Saved entries:
==*==

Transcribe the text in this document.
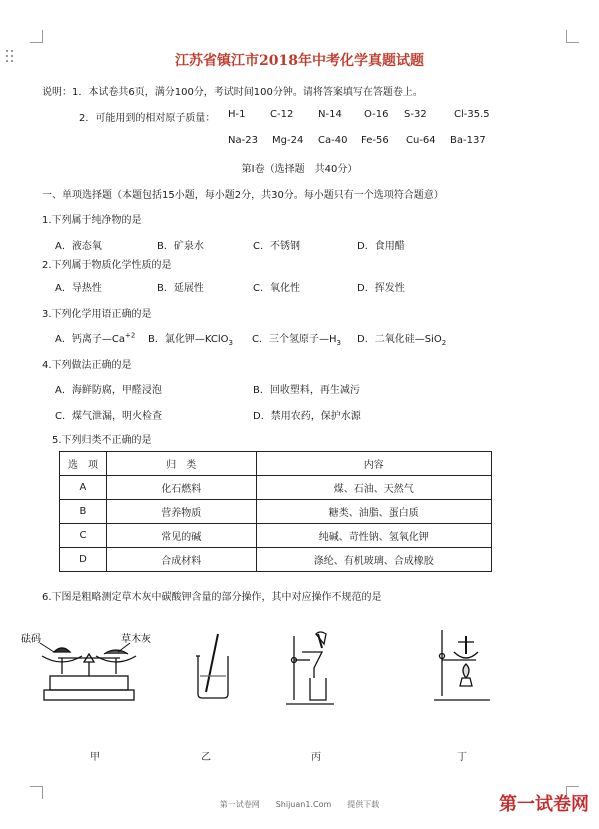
江苏省镇江市2018年中考化学真题试题
说明：1．本试卷共6页，满分100分，考试时间100分钟。请将答案填写在答题卷上。
2．可能用到的相对原子质量： H-1 C-12 N-14 O-16 S-32	Cl-35.5
Na-23 Mg-24 Ca-40 Fe-56 Cu-64 Ba-137
第Ⅰ卷（选择题　共40分）
一、单项选择题（本题包括15小题，每小题2分，共30分。每小题只有一个选项符合题意）
1.下列属于纯净物的是
A．液态氧	B．矿泉水	C．不锈钢	D．食用醋
2.下列属于物质化学性质的是
A．导热性	B．延展性	C．氧化性	D．挥发性
3.下列化学用语正确的是
A．钙离子$—Ca^{+2}$ B．氯化钾—KClO$_3$ C．三个氢原子$—H_3$ D．二氧化硅—SiO$_2$
4.下列做法正确的是
A．海鲜防腐，甲醛浸泡	B．回收塑料，再生减污
C．煤气泄漏，明火检查	D．禁用农药，保护水源
5.下列归类不正确的是
选　项	归　类	内容
A	化石燃料	煤、石油、天然气
B	营养物质	糖类、油脂、蛋白质
C	常见的碱	纯碱、苛性钠、氢氧化钾
D	合成材料	涤纶、有机玻璃、合成橡胶
6.下图是粗略测定草木灰中碳酸钾含量的部分操作，其中对应操作不规范的是
砝码	草木灰
甲	乙	丙	丁
第一试卷网　　Shijuan1.Com　　提供下载	第一试卷网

==*==

What to work on:
Output each line exactly; omit every picture.

Solution:
Transcribe the text in this document.
江苏省镇江市2018年中考化学真题试题
说明：1．本试卷共6页，满分100分，考试时间100分钟。请将答案填写在答题卷上。
2．可能用到的相对原子质量： H-1 C-12 N-14 O-16 S-32	Cl-35.5
Na-23 Mg-24 Ca-40 Fe-56 Cu-64 Ba-137
第Ⅰ卷（选择题　共40分）
一、单项选择题（本题包括15小题，每小题2分，共30分。每小题只有一个选项符合题意）
1.下列属于纯净物的是
A．液态氧	B．矿泉水	C．不锈钢	D．食用醋
2.下列属于物质化学性质的是
A．导热性	B．延展性	C．氧化性	D．挥发性
3.下列化学用语正确的是
A．钙离子$—Ca^{+2}$ B．氯化钾—KClO$_3$ C．三个氢原子$—H_3$ D．二氧化硅—SiO$_2$
4.下列做法正确的是
A．海鲜防腐，甲醛浸泡	B．回收塑料，再生减污
C．煤气泄漏，明火检查	D．禁用农药，保护水源
5.下列归类不正确的是
选　项	归　类	内容
A	化石燃料	煤、石油、天然气
B	营养物质	糖类、油脂、蛋白质
C	常见的碱	纯碱、苛性钠、氢氧化钾
D	合成材料	涤纶、有机玻璃、合成橡胶
6.下图是粗略测定草木灰中碳酸钾含量的部分操作，其中对应操作不规范的是
砝码	草木灰
甲	乙	丙	丁
第一试卷网　　Shijuan1.Com　　提供下载	第一试卷网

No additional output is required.